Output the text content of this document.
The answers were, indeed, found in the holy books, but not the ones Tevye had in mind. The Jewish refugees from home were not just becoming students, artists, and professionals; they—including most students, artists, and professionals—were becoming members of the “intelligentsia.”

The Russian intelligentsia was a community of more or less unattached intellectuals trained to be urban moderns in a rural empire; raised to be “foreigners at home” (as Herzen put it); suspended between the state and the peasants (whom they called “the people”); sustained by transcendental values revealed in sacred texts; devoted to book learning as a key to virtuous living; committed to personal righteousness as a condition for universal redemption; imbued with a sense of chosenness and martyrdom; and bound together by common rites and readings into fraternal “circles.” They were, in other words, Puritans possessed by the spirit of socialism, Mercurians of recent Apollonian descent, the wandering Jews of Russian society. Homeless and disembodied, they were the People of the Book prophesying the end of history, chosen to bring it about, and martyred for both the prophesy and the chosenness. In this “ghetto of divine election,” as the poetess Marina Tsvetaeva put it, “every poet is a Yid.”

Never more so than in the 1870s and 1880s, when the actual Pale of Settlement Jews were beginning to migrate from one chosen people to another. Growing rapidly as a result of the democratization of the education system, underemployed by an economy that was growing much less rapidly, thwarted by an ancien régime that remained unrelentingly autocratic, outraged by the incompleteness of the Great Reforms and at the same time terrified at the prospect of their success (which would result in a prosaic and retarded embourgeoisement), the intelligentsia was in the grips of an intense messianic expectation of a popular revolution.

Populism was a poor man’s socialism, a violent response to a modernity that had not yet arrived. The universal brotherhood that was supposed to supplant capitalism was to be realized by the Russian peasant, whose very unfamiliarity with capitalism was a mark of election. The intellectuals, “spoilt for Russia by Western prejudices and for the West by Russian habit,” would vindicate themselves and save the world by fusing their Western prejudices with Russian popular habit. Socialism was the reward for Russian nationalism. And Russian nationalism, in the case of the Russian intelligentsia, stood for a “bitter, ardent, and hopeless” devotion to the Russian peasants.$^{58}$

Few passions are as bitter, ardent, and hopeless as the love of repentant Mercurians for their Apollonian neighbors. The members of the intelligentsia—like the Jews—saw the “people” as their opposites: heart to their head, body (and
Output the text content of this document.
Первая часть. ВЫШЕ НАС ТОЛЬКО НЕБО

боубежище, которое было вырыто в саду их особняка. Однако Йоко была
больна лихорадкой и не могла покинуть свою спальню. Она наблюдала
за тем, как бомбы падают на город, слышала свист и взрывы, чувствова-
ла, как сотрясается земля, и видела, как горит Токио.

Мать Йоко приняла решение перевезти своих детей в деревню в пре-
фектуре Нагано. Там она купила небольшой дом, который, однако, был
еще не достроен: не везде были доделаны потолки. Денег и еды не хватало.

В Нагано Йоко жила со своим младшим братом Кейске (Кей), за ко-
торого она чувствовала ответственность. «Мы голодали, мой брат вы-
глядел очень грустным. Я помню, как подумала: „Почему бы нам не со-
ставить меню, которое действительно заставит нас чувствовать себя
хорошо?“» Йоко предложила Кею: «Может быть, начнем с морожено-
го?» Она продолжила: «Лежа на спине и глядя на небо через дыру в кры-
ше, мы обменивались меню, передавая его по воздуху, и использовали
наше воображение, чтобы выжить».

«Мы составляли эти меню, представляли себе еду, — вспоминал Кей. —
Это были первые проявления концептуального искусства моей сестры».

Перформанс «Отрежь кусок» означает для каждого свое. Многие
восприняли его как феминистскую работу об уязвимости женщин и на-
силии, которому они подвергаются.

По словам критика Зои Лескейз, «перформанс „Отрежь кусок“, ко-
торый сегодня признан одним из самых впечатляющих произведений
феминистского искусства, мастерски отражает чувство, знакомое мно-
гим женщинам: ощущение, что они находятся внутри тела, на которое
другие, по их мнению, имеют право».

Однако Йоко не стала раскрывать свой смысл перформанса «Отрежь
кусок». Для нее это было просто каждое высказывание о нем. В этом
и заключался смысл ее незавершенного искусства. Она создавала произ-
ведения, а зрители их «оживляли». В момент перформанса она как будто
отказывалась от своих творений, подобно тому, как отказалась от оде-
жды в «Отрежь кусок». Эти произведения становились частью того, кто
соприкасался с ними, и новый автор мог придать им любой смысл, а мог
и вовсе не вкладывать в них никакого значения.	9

════════════════

Request: Copy each line of the data exactly, leaving nothing out.

Written solution:
Output the text content of this document.
The answers were, indeed, found in the holy books, but not the ones Tevye had in mind. The Jewish refugees from home were not just becoming students, artists, and professionals; they—including most students, artists, and professionals—were becoming members of the “intelligentsia.”

The Russian intelligentsia was a community of more or less unattached intellectuals trained to be urban moderns in a rural empire; raised to be “foreigners at home” (as Herzen put it); suspended between the state and the peasants (whom they called “the people”); sustained by transcendental values revealed in sacred texts; devoted to book learning as a key to virtuous living; committed to personal righteousness as a condition for universal redemption; imbued with a sense of chosenness and martyrdom; and bound together by common rites and readings into fraternal “circles.” They were, in other words, Puritans possessed by the spirit of socialism, Mercurians of recent Apollonian descent, the wandering Jews of Russian society. Homeless and disembodied, they were the People of the Book prophesying the end of history, chosen to bring it about, and martyred for both the prophesy and the chosenness. In this “ghetto of divine election,” as the poetess Marina Tsvetaeva put it, “every poet is a Yid.”

Never more so than in the 1870s and 1880s, when the actual Pale of Settlement Jews were beginning to migrate from one chosen people to another. Growing rapidly as a result of the democratization of the education system, underemployed by an economy that was growing much less rapidly, thwarted by an ancien régime that remained unrelentingly autocratic, outraged by the incompleteness of the Great Reforms and at the same time terrified at the prospect of their success (which would result in a prosaic and retarded embourgeoisement), the intelligentsia was in the grips of an intense messianic expectation of a popular revolution.

Populism was a poor man’s socialism, a violent response to a modernity that had not yet arrived. The universal brotherhood that was supposed to supplant capitalism was to be realized by the Russian peasant, whose very unfamiliarity with capitalism was a mark of election. The intellectuals, “spoilt for Russia by Western prejudices and for the West by Russian habit,” would vindicate themselves and save the world by fusing their Western prejudices with Russian popular habit. Socialism was the reward for Russian nationalism. And Russian nationalism, in the case of the Russian intelligentsia, stood for a “bitter, ardent, and hopeless” devotion to the Russian peasants.$^{58}$

Few passions are as bitter, ardent, and hopeless as the love of repentant Mercurians for their Apollonian neighbors. The members of the intelligentsia—like the Jews—saw the “people” as their opposites: heart to their head, body (and
Output the text content of this document.
Первая часть. ВЫШЕ НАС ТОЛЬКО НЕБО

боубежище, которое было вырыто в саду их особняка. Однако Йоко была
больна лихорадкой и не могла покинуть свою спальню. Она наблюдала
за тем, как бомбы падают на город, слышала свист и взрывы, чувствова-
ла, как сотрясается земля, и видела, как горит Токио.

Мать Йоко приняла решение перевезти своих детей в деревню в пре-
фектуре Нагано. Там она купила небольшой дом, который, однако, был
еще не достроен: не везде были доделаны потолки. Денег и еды не хватало.

В Нагано Йоко жила со своим младшим братом Кейске (Кей), за ко-
торого она чувствовала ответственность. «Мы голодали, мой брат вы-
глядел очень грустным. Я помню, как подумала: „Почему бы нам не со-
ставить меню, которое действительно заставит нас чувствовать себя
хорошо?“» Йоко предложила Кею: «Может быть, начнем с морожено-
го?» Она продолжила: «Лежа на спине и глядя на небо через дыру в кры-
ше, мы обменивались меню, передавая его по воздуху, и использовали
наше воображение, чтобы выжить».

«Мы составляли эти меню, представляли себе еду, — вспоминал Кей. —
Это были первые проявления концептуального искусства моей сестры».

Перформанс «Отрежь кусок» означает для каждого свое. Многие
восприняли его как феминистскую работу об уязвимости женщин и на-
силии, которому они подвергаются.

По словам критика Зои Лескейз, «перформанс „Отрежь кусок“, ко-
торый сегодня признан одним из самых впечатляющих произведений
феминистского искусства, мастерски отражает чувство, знакомое мно-
гим женщинам: ощущение, что они находятся внутри тела, на которое
другие, по их мнению, имеют право».

Однако Йоко не стала раскрывать свой смысл перформанса «Отрежь
кусок». Для нее это было просто каждое высказывание о нем. В этом
и заключался смысл ее незавершенного искусства. Она создавала произ-
ведения, а зрители их «оживляли». В момент перформанса она как будто
отказывалась от своих творений, подобно тому, как отказалась от оде-
жды в «Отрежь кусок». Эти произведения становились частью того, кто
соприкасался с ними, и новый автор мог придать им любой смысл, а мог
и вовсе не вкладывать в них никакого значения.	9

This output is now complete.